Request: Find each line containing the string "Under" and return it.

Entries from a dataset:
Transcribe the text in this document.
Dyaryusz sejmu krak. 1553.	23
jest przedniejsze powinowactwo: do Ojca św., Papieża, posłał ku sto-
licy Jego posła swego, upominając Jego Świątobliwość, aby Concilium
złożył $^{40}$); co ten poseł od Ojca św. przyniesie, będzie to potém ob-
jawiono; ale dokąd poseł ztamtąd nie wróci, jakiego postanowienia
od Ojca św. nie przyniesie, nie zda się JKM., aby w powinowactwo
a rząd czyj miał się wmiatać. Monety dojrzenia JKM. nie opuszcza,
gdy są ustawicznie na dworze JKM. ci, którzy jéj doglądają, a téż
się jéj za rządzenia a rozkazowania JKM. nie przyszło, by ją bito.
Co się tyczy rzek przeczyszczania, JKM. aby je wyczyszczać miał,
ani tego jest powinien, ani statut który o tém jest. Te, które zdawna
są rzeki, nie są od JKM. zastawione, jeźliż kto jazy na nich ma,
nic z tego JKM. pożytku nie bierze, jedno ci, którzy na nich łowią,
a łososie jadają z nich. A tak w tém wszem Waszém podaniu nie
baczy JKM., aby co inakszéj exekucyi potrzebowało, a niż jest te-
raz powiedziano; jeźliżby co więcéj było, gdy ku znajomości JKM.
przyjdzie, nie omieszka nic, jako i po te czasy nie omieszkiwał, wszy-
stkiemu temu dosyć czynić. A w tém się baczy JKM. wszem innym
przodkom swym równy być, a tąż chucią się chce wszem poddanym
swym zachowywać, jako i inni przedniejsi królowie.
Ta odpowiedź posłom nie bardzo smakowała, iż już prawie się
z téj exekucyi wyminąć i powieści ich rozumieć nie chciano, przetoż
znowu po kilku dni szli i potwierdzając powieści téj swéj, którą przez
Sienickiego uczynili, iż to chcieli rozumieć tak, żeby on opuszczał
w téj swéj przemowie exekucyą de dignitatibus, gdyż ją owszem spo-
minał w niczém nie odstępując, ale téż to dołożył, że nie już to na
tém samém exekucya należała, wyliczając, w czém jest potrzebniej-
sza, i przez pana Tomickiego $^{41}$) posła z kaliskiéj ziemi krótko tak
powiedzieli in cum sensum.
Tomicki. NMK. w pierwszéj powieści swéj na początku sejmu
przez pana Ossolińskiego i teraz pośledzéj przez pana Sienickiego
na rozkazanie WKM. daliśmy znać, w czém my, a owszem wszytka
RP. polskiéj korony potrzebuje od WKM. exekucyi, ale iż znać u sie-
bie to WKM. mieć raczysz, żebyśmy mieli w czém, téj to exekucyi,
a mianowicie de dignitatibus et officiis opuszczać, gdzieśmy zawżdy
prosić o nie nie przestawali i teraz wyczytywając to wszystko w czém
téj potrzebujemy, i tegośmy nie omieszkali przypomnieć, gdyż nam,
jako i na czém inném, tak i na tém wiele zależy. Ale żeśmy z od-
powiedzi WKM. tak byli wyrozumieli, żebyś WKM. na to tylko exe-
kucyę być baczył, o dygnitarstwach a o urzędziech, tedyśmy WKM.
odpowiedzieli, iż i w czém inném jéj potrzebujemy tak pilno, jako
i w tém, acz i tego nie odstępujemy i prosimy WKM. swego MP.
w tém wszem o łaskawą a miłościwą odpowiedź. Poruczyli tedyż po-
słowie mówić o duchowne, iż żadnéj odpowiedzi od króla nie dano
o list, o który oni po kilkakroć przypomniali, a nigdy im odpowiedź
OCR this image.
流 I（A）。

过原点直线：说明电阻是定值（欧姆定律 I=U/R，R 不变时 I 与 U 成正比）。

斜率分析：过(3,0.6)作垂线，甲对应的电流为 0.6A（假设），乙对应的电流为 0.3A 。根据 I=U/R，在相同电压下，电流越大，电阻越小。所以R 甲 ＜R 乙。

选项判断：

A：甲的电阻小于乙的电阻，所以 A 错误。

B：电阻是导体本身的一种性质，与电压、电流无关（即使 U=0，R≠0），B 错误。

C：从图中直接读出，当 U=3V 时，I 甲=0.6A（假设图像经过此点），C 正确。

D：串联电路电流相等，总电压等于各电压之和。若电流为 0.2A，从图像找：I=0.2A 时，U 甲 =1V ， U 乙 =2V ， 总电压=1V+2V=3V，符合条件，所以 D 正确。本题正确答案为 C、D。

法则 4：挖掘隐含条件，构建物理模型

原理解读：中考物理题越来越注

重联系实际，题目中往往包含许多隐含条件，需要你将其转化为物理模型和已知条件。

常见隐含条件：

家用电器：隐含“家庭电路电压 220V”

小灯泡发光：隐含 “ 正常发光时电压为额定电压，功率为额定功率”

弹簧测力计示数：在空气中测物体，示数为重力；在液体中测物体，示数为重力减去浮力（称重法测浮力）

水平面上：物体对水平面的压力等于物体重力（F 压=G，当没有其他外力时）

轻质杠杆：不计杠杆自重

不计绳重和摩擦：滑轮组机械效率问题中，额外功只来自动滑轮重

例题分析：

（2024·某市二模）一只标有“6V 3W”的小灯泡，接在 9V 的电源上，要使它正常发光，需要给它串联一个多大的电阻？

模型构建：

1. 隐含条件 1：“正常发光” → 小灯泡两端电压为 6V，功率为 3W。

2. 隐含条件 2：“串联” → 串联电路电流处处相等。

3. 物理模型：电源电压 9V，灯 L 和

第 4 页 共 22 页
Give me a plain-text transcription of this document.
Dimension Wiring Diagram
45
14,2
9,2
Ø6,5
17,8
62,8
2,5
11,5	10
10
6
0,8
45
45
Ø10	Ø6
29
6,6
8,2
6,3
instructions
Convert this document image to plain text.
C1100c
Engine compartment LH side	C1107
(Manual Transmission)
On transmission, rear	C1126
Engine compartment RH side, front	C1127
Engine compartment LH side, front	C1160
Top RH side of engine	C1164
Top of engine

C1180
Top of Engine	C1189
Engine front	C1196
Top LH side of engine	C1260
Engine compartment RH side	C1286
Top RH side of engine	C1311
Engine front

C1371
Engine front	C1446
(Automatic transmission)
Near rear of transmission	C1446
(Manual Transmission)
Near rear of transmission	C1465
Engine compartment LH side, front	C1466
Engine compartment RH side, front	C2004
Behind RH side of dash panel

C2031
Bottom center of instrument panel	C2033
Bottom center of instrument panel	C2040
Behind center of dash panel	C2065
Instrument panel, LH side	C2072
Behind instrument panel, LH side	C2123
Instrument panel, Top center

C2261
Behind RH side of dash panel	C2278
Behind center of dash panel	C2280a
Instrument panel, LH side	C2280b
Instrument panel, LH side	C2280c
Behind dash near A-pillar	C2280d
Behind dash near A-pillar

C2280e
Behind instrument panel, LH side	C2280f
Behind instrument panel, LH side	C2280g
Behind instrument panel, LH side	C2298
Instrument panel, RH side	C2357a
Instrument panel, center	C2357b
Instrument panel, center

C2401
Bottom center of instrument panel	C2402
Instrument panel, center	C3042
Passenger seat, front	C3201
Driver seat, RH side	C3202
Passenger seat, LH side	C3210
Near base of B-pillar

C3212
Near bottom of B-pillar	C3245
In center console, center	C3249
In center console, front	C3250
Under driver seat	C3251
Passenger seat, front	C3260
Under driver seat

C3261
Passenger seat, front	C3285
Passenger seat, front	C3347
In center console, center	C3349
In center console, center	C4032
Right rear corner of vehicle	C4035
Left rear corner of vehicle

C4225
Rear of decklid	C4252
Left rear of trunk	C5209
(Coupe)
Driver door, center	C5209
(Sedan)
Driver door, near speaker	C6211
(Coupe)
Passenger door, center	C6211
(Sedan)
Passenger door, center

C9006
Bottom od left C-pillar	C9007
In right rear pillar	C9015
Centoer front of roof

Reply:
Under driver seat	C3251
Under driver seat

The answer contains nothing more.